## ENTRIES PROVIDED:
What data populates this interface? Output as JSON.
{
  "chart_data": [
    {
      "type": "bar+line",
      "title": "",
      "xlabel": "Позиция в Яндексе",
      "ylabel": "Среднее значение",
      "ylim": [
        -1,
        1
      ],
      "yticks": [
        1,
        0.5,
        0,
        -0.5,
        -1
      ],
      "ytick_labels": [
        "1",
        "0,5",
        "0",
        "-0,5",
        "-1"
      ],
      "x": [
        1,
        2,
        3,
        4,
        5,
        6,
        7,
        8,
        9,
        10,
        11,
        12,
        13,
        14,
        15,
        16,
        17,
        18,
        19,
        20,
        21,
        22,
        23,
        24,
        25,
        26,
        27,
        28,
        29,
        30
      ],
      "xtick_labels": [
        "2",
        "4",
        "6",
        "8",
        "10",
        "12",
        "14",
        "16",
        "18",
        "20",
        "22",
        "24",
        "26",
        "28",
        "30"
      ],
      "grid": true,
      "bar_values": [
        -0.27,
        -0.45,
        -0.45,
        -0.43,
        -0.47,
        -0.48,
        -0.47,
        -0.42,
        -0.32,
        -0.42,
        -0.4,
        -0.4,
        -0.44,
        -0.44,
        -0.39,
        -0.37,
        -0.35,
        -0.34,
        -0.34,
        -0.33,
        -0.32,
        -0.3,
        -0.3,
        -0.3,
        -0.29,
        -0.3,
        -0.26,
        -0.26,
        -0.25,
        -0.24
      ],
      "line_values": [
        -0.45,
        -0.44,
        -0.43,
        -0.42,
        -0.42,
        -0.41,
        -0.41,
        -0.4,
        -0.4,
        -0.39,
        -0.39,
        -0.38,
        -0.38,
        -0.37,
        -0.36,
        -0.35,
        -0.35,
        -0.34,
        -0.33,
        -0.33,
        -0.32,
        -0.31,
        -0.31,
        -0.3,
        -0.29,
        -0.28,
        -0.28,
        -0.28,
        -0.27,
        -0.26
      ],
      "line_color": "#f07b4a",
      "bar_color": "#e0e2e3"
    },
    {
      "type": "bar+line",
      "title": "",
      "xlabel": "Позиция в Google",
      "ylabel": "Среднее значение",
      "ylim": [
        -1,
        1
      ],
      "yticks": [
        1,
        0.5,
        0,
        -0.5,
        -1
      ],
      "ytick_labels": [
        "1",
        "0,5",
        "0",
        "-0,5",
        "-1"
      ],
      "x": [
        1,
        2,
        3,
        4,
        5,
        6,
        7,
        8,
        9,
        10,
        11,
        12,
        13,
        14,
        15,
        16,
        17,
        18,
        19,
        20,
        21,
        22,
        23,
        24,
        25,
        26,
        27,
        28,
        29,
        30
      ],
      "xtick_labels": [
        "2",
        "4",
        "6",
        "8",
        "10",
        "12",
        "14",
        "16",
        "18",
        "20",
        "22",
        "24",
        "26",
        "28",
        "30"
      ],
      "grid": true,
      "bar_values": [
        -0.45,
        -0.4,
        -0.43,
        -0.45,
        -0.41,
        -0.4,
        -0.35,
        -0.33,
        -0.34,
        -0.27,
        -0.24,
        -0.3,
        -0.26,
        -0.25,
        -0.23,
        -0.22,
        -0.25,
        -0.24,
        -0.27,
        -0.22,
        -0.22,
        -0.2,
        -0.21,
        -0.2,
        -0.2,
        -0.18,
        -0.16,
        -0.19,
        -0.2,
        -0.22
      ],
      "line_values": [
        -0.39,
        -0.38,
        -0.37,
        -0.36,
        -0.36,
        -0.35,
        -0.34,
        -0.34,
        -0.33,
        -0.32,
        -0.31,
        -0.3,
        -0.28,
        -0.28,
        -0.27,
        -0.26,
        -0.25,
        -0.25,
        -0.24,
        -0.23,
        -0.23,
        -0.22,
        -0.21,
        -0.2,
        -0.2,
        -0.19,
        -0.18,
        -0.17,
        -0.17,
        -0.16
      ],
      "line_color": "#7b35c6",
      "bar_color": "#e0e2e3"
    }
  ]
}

## WHAT THE TASK REQUIRES:
Gather each line in the data that holds the string "Позиция".

## RESPONSE TO THIS EXERCISE:
      "xlabel": "Позиция в Яндексе",
      "xlabel": "Позиция в Google",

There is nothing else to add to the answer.